What to do:
Below are records; count the lines that contain "только" and give only the total.

Given data:
______________________________
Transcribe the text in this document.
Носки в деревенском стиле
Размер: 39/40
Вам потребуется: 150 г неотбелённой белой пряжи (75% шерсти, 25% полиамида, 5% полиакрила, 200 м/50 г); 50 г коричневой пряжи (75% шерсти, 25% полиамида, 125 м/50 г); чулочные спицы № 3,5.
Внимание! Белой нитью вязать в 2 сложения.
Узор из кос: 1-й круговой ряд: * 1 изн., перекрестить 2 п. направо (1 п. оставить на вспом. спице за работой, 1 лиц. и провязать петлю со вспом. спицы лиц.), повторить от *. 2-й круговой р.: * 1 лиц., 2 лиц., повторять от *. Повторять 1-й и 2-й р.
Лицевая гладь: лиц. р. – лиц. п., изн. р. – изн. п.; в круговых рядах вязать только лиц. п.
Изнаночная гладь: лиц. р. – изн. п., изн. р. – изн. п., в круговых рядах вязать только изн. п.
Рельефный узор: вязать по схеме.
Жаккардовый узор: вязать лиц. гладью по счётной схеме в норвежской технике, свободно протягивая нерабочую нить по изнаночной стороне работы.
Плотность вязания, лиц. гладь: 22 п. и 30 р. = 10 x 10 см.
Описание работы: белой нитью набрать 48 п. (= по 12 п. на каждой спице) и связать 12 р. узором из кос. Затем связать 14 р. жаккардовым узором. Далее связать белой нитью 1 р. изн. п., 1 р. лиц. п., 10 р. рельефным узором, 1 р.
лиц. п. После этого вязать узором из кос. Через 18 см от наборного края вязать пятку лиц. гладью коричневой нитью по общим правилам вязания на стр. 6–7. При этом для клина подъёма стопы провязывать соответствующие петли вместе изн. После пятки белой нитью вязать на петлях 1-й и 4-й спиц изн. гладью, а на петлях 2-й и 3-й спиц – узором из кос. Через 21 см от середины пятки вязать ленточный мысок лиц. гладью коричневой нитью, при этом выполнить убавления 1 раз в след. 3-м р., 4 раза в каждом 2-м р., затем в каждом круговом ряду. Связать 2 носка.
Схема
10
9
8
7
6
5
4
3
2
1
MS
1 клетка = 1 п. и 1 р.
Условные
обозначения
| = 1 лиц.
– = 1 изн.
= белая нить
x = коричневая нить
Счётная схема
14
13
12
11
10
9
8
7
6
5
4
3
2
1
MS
______________________________
Correct result:
2